# THE EXERCISE
Give the number of lines in this listing that contain "color", with no other words.
— begin SOURCE RECORDS —
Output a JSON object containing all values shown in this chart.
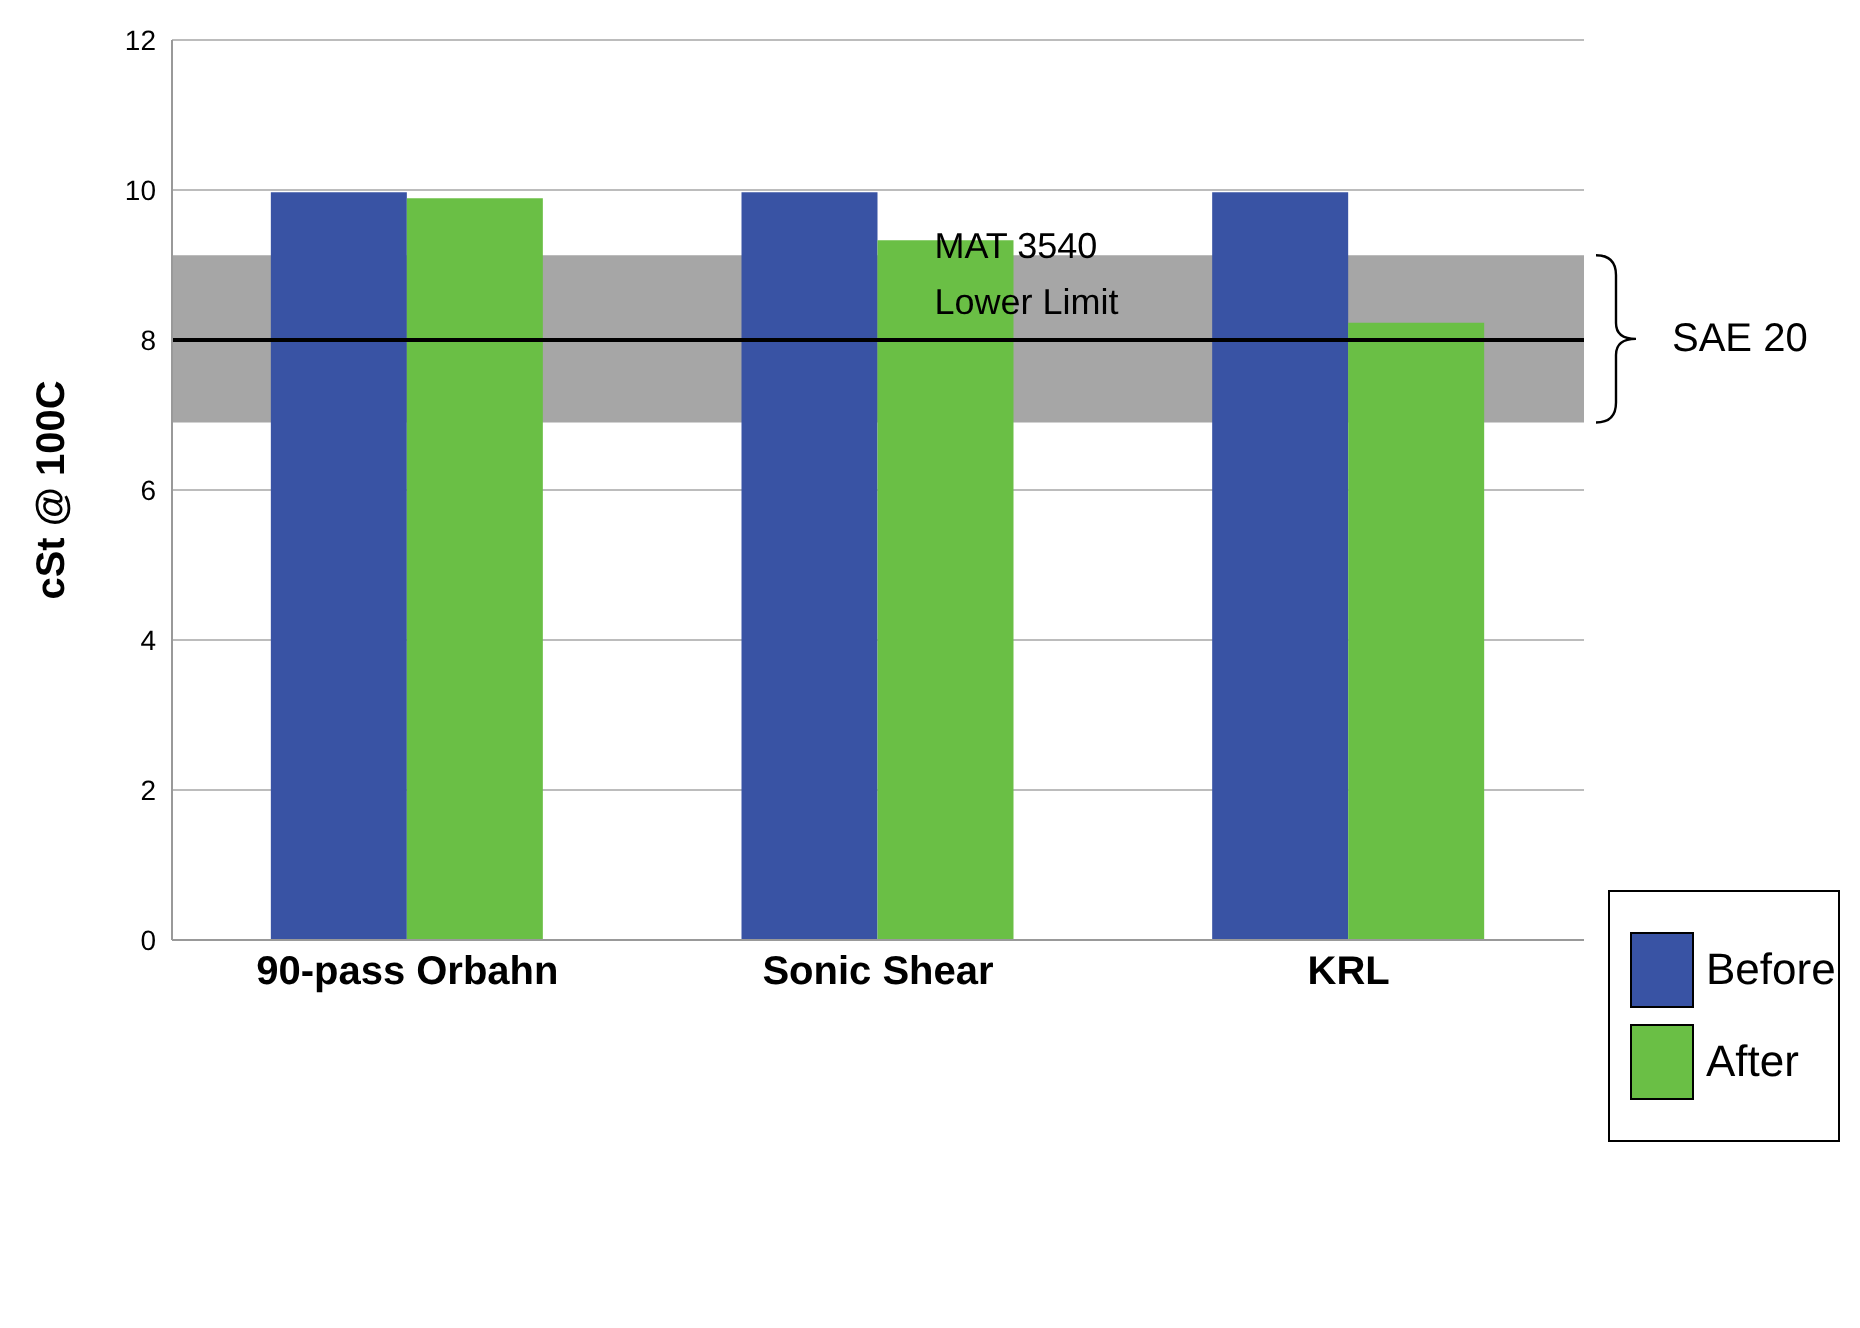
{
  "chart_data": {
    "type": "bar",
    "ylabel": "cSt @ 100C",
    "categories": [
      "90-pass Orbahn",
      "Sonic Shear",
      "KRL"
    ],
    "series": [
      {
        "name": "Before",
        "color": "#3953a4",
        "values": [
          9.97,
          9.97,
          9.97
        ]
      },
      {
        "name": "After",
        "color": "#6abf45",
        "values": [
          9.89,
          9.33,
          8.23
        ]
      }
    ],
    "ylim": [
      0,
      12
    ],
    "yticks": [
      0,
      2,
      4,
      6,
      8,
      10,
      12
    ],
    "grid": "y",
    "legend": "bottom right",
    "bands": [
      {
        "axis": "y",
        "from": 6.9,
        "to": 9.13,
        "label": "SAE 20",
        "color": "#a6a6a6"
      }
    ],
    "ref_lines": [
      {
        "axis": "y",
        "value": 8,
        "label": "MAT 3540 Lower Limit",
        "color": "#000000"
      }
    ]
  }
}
— end SOURCE RECORDS —
# OUTPUT FOR THIS EXERCISE
4